Written task>
Identify each line below containing the string "icon" and copy it.

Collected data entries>
•••••
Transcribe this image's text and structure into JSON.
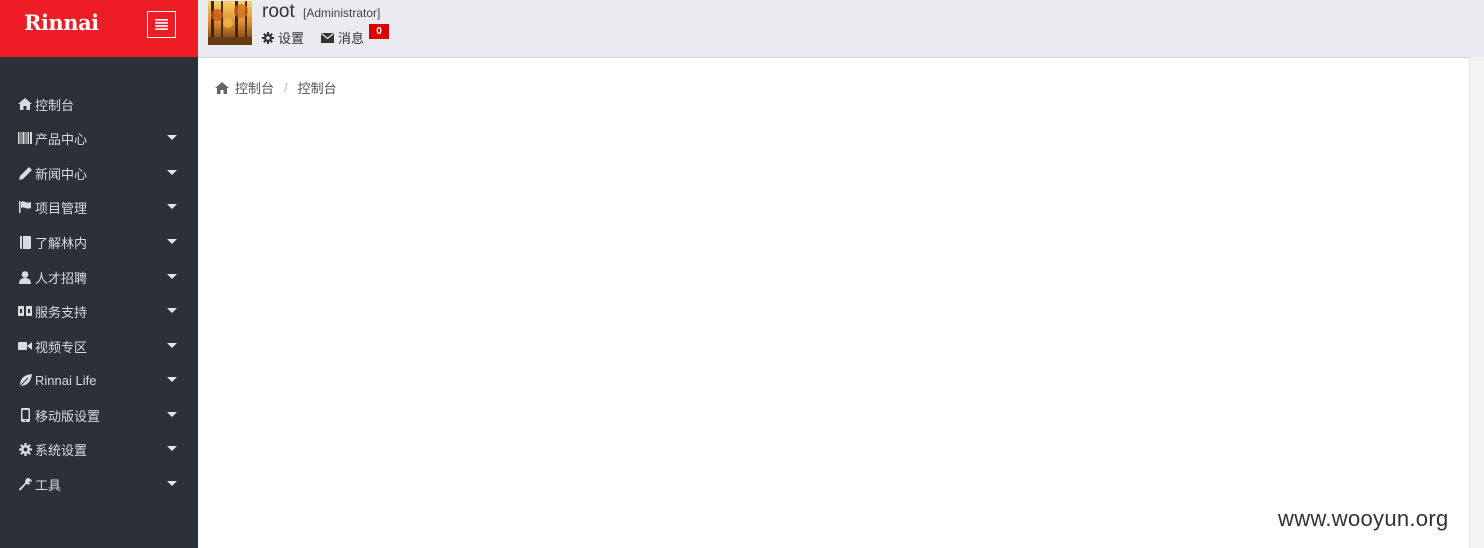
{
  "brand": {
    "logo_text": "Rinnai",
    "accent_color": "#ee1c25"
  },
  "header": {
    "user_name": "root",
    "user_role": "[Administrator]",
    "settings_label": "设置",
    "messages_label": "消息",
    "message_count": "0"
  },
  "sidebar": {
    "background": "#2c3038",
    "items": [
      {
        "label": "控制台",
        "icon": "home-icon",
        "has_submenu": false
      },
      {
        "label": "产品中心",
        "icon": "barcode-icon",
        "has_submenu": true
      },
      {
        "label": "新闻中心",
        "icon": "pencil-icon",
        "has_submenu": true
      },
      {
        "label": "项目管理",
        "icon": "flag-icon",
        "has_submenu": true
      },
      {
        "label": "了解林内",
        "icon": "book-icon",
        "has_submenu": true
      },
      {
        "label": "人才招聘",
        "icon": "user-icon",
        "has_submenu": true
      },
      {
        "label": "服务支持",
        "icon": "shield-icon",
        "has_submenu": true
      },
      {
        "label": "视频专区",
        "icon": "video-icon",
        "has_submenu": true
      },
      {
        "label": "Rinnai Life",
        "icon": "leaf-icon",
        "has_submenu": true
      },
      {
        "label": "移动版设置",
        "icon": "mobile-icon",
        "has_submenu": true
      },
      {
        "label": "系统设置",
        "icon": "gear-icon",
        "has_submenu": true
      },
      {
        "label": "工具",
        "icon": "wrench-icon",
        "has_submenu": true
      }
    ]
  },
  "breadcrumb": {
    "home": "控制台",
    "current": "控制台"
  },
  "watermark": "www.wooyun.org"
}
•••••
Answer for this exercise>
        "icon": "home-icon",
        "icon": "barcode-icon",
        "icon": "pencil-icon",
        "icon": "flag-icon",
        "icon": "book-icon",
        "icon": "user-icon",
        "icon": "shield-icon",
        "icon": "video-icon",
        "icon": "leaf-icon",
        "icon": "mobile-icon",
        "icon": "gear-icon",
        "icon": "wrench-icon",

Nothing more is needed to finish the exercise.